• Records supplied
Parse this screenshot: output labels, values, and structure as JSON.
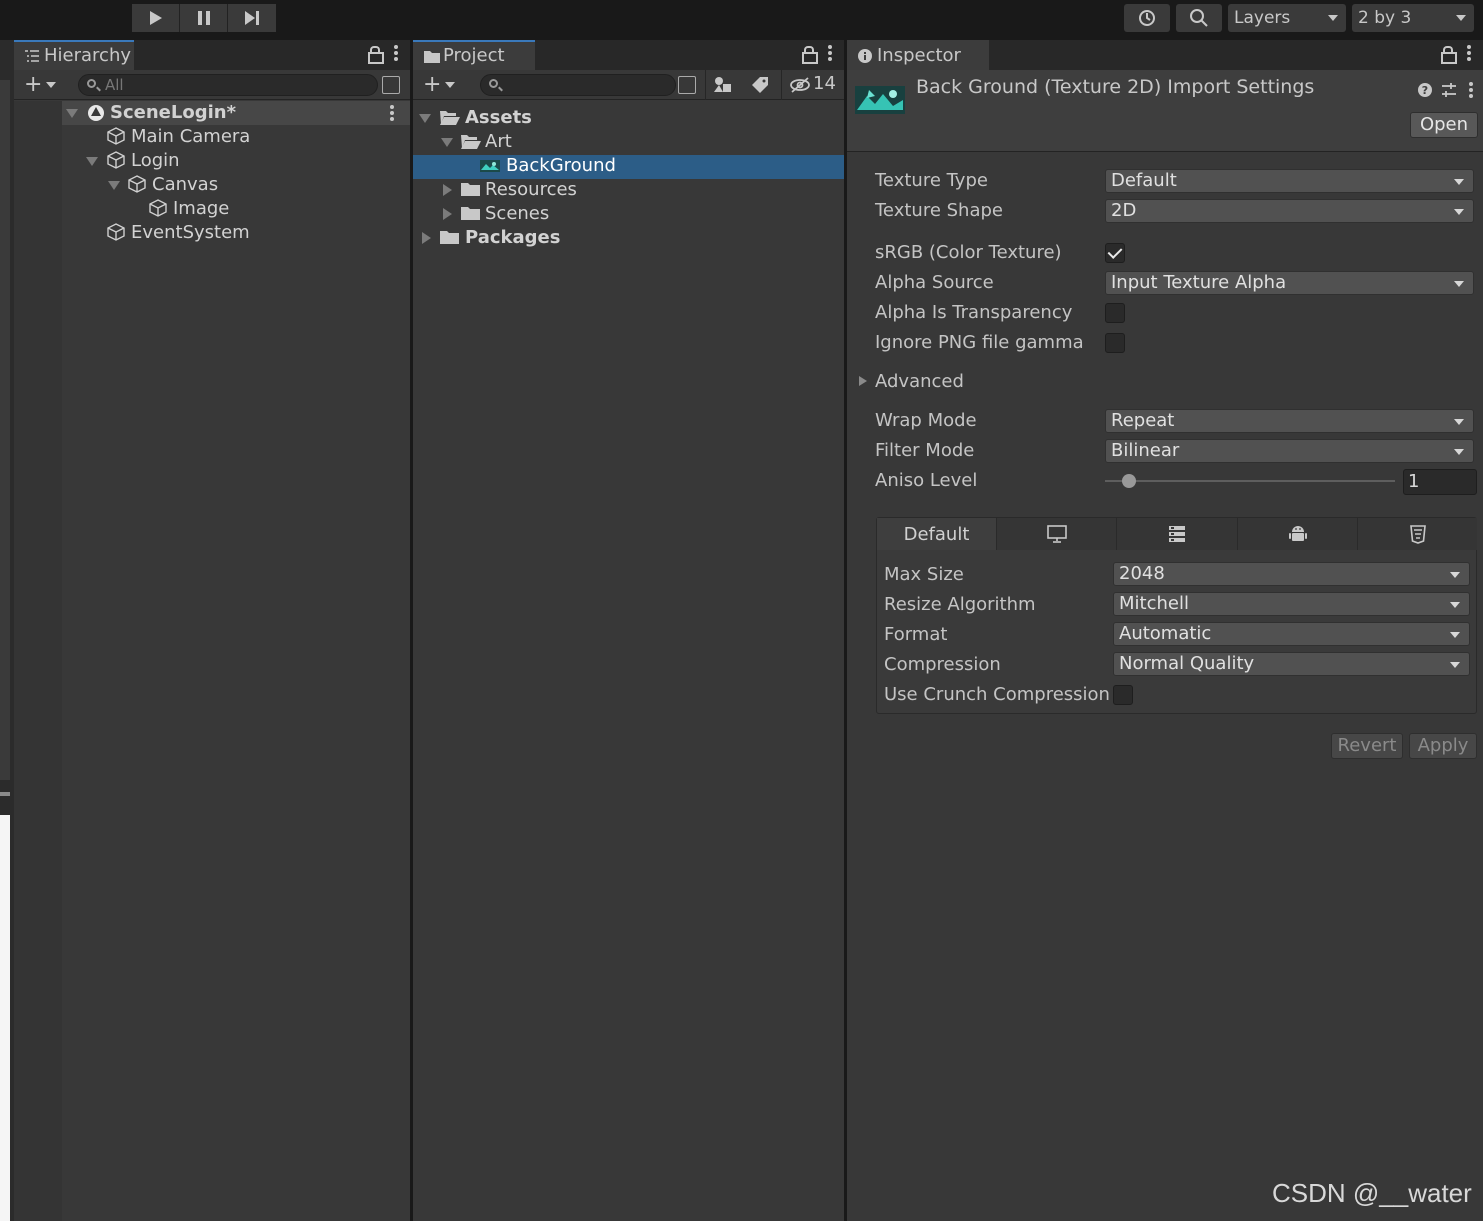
{
  "toolbar": {
    "layers_label": "Layers",
    "layout_label": "2 by 3"
  },
  "hierarchy": {
    "tab_label": "Hierarchy",
    "search_placeholder": "All",
    "items": [
      {
        "label": "SceneLogin*"
      },
      {
        "label": "Main Camera"
      },
      {
        "label": "Login"
      },
      {
        "label": "Canvas"
      },
      {
        "label": "Image"
      },
      {
        "label": "EventSystem"
      }
    ]
  },
  "project": {
    "tab_label": "Project",
    "hidden_count": "14",
    "tree": [
      {
        "label": "Assets"
      },
      {
        "label": "Art"
      },
      {
        "label": "BackGround"
      },
      {
        "label": "Resources"
      },
      {
        "label": "Scenes"
      },
      {
        "label": "Packages"
      }
    ]
  },
  "inspector": {
    "tab_label": "Inspector",
    "header_title": "Back Ground (Texture 2D) Import Settings",
    "open_button": "Open",
    "fields": {
      "texture_type": {
        "label": "Texture Type",
        "value": "Default"
      },
      "texture_shape": {
        "label": "Texture Shape",
        "value": "2D"
      },
      "srgb": {
        "label": "sRGB (Color Texture)",
        "checked": true
      },
      "alpha_source": {
        "label": "Alpha Source",
        "value": "Input Texture Alpha"
      },
      "alpha_transparency": {
        "label": "Alpha Is Transparency",
        "checked": false
      },
      "ignore_png_gamma": {
        "label": "Ignore PNG file gamma",
        "checked": false
      },
      "advanced": {
        "label": "Advanced"
      },
      "wrap_mode": {
        "label": "Wrap Mode",
        "value": "Repeat"
      },
      "filter_mode": {
        "label": "Filter Mode",
        "value": "Bilinear"
      },
      "aniso_level": {
        "label": "Aniso Level",
        "value": "1"
      }
    },
    "platform": {
      "default_tab": "Default",
      "tab_icons": [
        "monitor-icon",
        "server-icon",
        "android-icon",
        "html5-icon"
      ],
      "max_size": {
        "label": "Max Size",
        "value": "2048"
      },
      "resize_algorithm": {
        "label": "Resize Algorithm",
        "value": "Mitchell"
      },
      "format": {
        "label": "Format",
        "value": "Automatic"
      },
      "compression": {
        "label": "Compression",
        "value": "Normal Quality"
      },
      "crunch": {
        "label": "Use Crunch Compression",
        "checked": false
      }
    },
    "revert_button": "Revert",
    "apply_button": "Apply"
  },
  "watermark": "CSDN @__water",
  "colors": {
    "selection": "#2c5d87",
    "tab_accent": "#3a79bb",
    "panel_bg": "#383838"
  }
}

• Exercise task
Repeat the data in full and exactly. Omit pictures.

• Result
Parse this screenshot: output labels, values, and structure as JSON.
{
  "toolbar": {
    "layers_label": "Layers",
    "layout_label": "2 by 3"
  },
  "hierarchy": {
    "tab_label": "Hierarchy",
    "search_placeholder": "All",
    "items": [
      {
        "label": "SceneLogin*"
      },
      {
        "label": "Main Camera"
      },
      {
        "label": "Login"
      },
      {
        "label": "Canvas"
      },
      {
        "label": "Image"
      },
      {
        "label": "EventSystem"
      }
    ]
  },
  "project": {
    "tab_label": "Project",
    "hidden_count": "14",
    "tree": [
      {
        "label": "Assets"
      },
      {
        "label": "Art"
      },
      {
        "label": "BackGround"
      },
      {
        "label": "Resources"
      },
      {
        "label": "Scenes"
      },
      {
        "label": "Packages"
      }
    ]
  },
  "inspector": {
    "tab_label": "Inspector",
    "header_title": "Back Ground (Texture 2D) Import Settings",
    "open_button": "Open",
    "fields": {
      "texture_type": {
        "label": "Texture Type",
        "value": "Default"
      },
      "texture_shape": {
        "label": "Texture Shape",
        "value": "2D"
      },
      "srgb": {
        "label": "sRGB (Color Texture)",
        "checked": true
      },
      "alpha_source": {
        "label": "Alpha Source",
        "value": "Input Texture Alpha"
      },
      "alpha_transparency": {
        "label": "Alpha Is Transparency",
        "checked": false
      },
      "ignore_png_gamma": {
        "label": "Ignore PNG file gamma",
        "checked": false
      },
      "advanced": {
        "label": "Advanced"
      },
      "wrap_mode": {
        "label": "Wrap Mode",
        "value": "Repeat"
      },
      "filter_mode": {
        "label": "Filter Mode",
        "value": "Bilinear"
      },
      "aniso_level": {
        "label": "Aniso Level",
        "value": "1"
      }
    },
    "platform": {
      "default_tab": "Default",
      "tab_icons": [
        "monitor-icon",
        "server-icon",
        "android-icon",
        "html5-icon"
      ],
      "max_size": {
        "label": "Max Size",
        "value": "2048"
      },
      "resize_algorithm": {
        "label": "Resize Algorithm",
        "value": "Mitchell"
      },
      "format": {
        "label": "Format",
        "value": "Automatic"
      },
      "compression": {
        "label": "Compression",
        "value": "Normal Quality"
      },
      "crunch": {
        "label": "Use Crunch Compression",
        "checked": false
      }
    },
    "revert_button": "Revert",
    "apply_button": "Apply"
  },
  "watermark": "CSDN @__water",
  "colors": {
    "selection": "#2c5d87",
    "tab_accent": "#3a79bb",
    "panel_bg": "#383838"
  }
}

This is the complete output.